### [EXERCISE]
Reproduce the data in its entirety, exactly as supplied.

═══ RECORD LIST ═══

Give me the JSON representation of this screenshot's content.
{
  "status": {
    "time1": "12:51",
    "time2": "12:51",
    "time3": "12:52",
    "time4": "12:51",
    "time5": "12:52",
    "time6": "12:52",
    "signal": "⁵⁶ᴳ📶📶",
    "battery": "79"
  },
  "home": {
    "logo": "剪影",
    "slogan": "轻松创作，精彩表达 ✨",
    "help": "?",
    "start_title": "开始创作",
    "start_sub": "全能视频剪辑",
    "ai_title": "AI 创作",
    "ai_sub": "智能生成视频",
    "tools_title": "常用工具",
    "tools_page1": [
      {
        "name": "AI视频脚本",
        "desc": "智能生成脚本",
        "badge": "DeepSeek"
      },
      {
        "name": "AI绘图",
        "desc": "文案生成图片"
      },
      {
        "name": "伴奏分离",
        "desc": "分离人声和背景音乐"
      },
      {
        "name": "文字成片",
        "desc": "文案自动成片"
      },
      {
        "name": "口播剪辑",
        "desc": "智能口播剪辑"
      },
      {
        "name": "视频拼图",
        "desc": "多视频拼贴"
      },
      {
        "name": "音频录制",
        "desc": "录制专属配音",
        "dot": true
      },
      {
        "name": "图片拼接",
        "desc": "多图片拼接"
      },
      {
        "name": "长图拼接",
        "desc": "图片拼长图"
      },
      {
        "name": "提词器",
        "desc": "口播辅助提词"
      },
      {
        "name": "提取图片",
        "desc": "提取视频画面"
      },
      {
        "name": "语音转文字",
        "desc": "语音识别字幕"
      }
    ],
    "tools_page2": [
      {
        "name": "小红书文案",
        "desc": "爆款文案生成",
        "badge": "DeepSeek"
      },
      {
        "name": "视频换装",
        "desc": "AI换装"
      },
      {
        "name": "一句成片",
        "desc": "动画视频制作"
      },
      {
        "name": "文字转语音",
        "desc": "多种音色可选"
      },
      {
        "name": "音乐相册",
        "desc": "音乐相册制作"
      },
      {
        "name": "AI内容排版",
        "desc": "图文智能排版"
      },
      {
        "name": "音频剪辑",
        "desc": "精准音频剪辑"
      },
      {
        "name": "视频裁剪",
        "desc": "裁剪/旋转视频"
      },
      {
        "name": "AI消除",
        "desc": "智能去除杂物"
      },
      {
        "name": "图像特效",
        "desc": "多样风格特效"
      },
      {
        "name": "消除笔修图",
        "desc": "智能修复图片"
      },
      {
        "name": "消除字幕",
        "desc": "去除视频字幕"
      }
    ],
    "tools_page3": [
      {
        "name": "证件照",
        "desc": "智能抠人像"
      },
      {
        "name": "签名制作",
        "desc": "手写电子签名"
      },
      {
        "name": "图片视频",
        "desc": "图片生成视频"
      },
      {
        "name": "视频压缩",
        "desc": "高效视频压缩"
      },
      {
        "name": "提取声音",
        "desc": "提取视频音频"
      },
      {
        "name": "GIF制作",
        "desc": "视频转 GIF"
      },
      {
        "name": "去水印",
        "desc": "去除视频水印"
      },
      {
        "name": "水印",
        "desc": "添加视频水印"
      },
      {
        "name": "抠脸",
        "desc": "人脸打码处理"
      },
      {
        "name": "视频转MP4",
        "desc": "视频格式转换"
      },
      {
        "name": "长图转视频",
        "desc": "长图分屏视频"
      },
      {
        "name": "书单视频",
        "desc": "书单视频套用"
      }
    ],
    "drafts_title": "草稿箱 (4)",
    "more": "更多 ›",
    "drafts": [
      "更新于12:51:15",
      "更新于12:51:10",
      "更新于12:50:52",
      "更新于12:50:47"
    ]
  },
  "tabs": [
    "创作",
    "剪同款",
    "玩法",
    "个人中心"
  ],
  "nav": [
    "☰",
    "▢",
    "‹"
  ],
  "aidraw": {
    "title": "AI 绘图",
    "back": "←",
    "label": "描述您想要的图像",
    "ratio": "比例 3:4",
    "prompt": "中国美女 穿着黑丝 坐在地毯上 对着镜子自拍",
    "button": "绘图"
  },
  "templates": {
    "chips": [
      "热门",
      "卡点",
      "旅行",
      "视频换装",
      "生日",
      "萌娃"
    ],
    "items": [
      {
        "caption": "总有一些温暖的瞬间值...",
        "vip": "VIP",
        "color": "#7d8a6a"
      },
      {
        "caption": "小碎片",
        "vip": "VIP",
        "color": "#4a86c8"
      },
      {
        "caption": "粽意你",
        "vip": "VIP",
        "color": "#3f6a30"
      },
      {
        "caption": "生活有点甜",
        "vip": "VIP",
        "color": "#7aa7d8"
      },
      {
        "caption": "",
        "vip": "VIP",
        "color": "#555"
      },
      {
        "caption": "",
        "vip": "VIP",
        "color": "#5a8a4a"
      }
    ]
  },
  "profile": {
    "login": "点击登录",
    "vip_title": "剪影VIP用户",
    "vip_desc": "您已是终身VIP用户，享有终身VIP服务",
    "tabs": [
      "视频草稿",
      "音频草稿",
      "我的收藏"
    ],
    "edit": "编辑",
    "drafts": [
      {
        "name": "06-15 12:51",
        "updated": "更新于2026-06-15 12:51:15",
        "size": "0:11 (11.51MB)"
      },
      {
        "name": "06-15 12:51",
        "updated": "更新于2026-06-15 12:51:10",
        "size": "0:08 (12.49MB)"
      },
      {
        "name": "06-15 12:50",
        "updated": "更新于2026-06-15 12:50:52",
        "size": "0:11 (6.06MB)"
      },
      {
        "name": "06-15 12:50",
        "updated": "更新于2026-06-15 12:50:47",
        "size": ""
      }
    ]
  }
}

═══

### [COMPLETE OUTPUT]
Give me the JSON representation of this screenshot's content.
{
  "status": {
    "time1": "12:51",
    "time2": "12:51",
    "time3": "12:52",
    "time4": "12:51",
    "time5": "12:52",
    "time6": "12:52",
    "signal": "⁵⁶ᴳ📶📶",
    "battery": "79"
  },
  "home": {
    "logo": "剪影",
    "slogan": "轻松创作，精彩表达 ✨",
    "help": "?",
    "start_title": "开始创作",
    "start_sub": "全能视频剪辑",
    "ai_title": "AI 创作",
    "ai_sub": "智能生成视频",
    "tools_title": "常用工具",
    "tools_page1": [
      {
        "name": "AI视频脚本",
        "desc": "智能生成脚本",
        "badge": "DeepSeek"
      },
      {
        "name": "AI绘图",
        "desc": "文案生成图片"
      },
      {
        "name": "伴奏分离",
        "desc": "分离人声和背景音乐"
      },
      {
        "name": "文字成片",
        "desc": "文案自动成片"
      },
      {
        "name": "口播剪辑",
        "desc": "智能口播剪辑"
      },
      {
        "name": "视频拼图",
        "desc": "多视频拼贴"
      },
      {
        "name": "音频录制",
        "desc": "录制专属配音",
        "dot": true
      },
      {
        "name": "图片拼接",
        "desc": "多图片拼接"
      },
      {
        "name": "长图拼接",
        "desc": "图片拼长图"
      },
      {
        "name": "提词器",
        "desc": "口播辅助提词"
      },
      {
        "name": "提取图片",
        "desc": "提取视频画面"
      },
      {
        "name": "语音转文字",
        "desc": "语音识别字幕"
      }
    ],
    "tools_page2": [
      {
        "name": "小红书文案",
        "desc": "爆款文案生成",
        "badge": "DeepSeek"
      },
      {
        "name": "视频换装",
        "desc": "AI换装"
      },
      {
        "name": "一句成片",
        "desc": "动画视频制作"
      },
      {
        "name": "文字转语音",
        "desc": "多种音色可选"
      },
      {
        "name": "音乐相册",
        "desc": "音乐相册制作"
      },
      {
        "name": "AI内容排版",
        "desc": "图文智能排版"
      },
      {
        "name": "音频剪辑",
        "desc": "精准音频剪辑"
      },
      {
        "name": "视频裁剪",
        "desc": "裁剪/旋转视频"
      },
      {
        "name": "AI消除",
        "desc": "智能去除杂物"
      },
      {
        "name": "图像特效",
        "desc": "多样风格特效"
      },
      {
        "name": "消除笔修图",
        "desc": "智能修复图片"
      },
      {
        "name": "消除字幕",
        "desc": "去除视频字幕"
      }
    ],
    "tools_page3": [
      {
        "name": "证件照",
        "desc": "智能抠人像"
      },
      {
        "name": "签名制作",
        "desc": "手写电子签名"
      },
      {
        "name": "图片视频",
        "desc": "图片生成视频"
      },
      {
        "name": "视频压缩",
        "desc": "高效视频压缩"
      },
      {
        "name": "提取声音",
        "desc": "提取视频音频"
      },
      {
        "name": "GIF制作",
        "desc": "视频转 GIF"
      },
      {
        "name": "去水印",
        "desc": "去除视频水印"
      },
      {
        "name": "水印",
        "desc": "添加视频水印"
      },
      {
        "name": "抠脸",
        "desc": "人脸打码处理"
      },
      {
        "name": "视频转MP4",
        "desc": "视频格式转换"
      },
      {
        "name": "长图转视频",
        "desc": "长图分屏视频"
      },
      {
        "name": "书单视频",
        "desc": "书单视频套用"
      }
    ],
    "drafts_title": "草稿箱 (4)",
    "more": "更多 ›",
    "drafts": [
      "更新于12:51:15",
      "更新于12:51:10",
      "更新于12:50:52",
      "更新于12:50:47"
    ]
  },
  "tabs": [
    "创作",
    "剪同款",
    "玩法",
    "个人中心"
  ],
  "nav": [
    "☰",
    "▢",
    "‹"
  ],
  "aidraw": {
    "title": "AI 绘图",
    "back": "←",
    "label": "描述您想要的图像",
    "ratio": "比例 3:4",
    "prompt": "中国美女 穿着黑丝 坐在地毯上 对着镜子自拍",
    "button": "绘图"
  },
  "templates": {
    "chips": [
      "热门",
      "卡点",
      "旅行",
      "视频换装",
      "生日",
      "萌娃"
    ],
    "items": [
      {
        "caption": "总有一些温暖的瞬间值...",
        "vip": "VIP",
        "color": "#7d8a6a"
      },
      {
        "caption": "小碎片",
        "vip": "VIP",
        "color": "#4a86c8"
      },
      {
        "caption": "粽意你",
        "vip": "VIP",
        "color": "#3f6a30"
      },
      {
        "caption": "生活有点甜",
        "vip": "VIP",
        "color": "#7aa7d8"
      },
      {
        "caption": "",
        "vip": "VIP",
        "color": "#555"
      },
      {
        "caption": "",
        "vip": "VIP",
        "color": "#5a8a4a"
      }
    ]
  },
  "profile": {
    "login": "点击登录",
    "vip_title": "剪影VIP用户",
    "vip_desc": "您已是终身VIP用户，享有终身VIP服务",
    "tabs": [
      "视频草稿",
      "音频草稿",
      "我的收藏"
    ],
    "edit": "编辑",
    "drafts": [
      {
        "name": "06-15 12:51",
        "updated": "更新于2026-06-15 12:51:15",
        "size": "0:11 (11.51MB)"
      },
      {
        "name": "06-15 12:51",
        "updated": "更新于2026-06-15 12:51:10",
        "size": "0:08 (12.49MB)"
      },
      {
        "name": "06-15 12:50",
        "updated": "更新于2026-06-15 12:50:52",
        "size": "0:11 (6.06MB)"
      },
      {
        "name": "06-15 12:50",
        "updated": "更新于2026-06-15 12:50:47",
        "size": ""
      }
    ]
  }
}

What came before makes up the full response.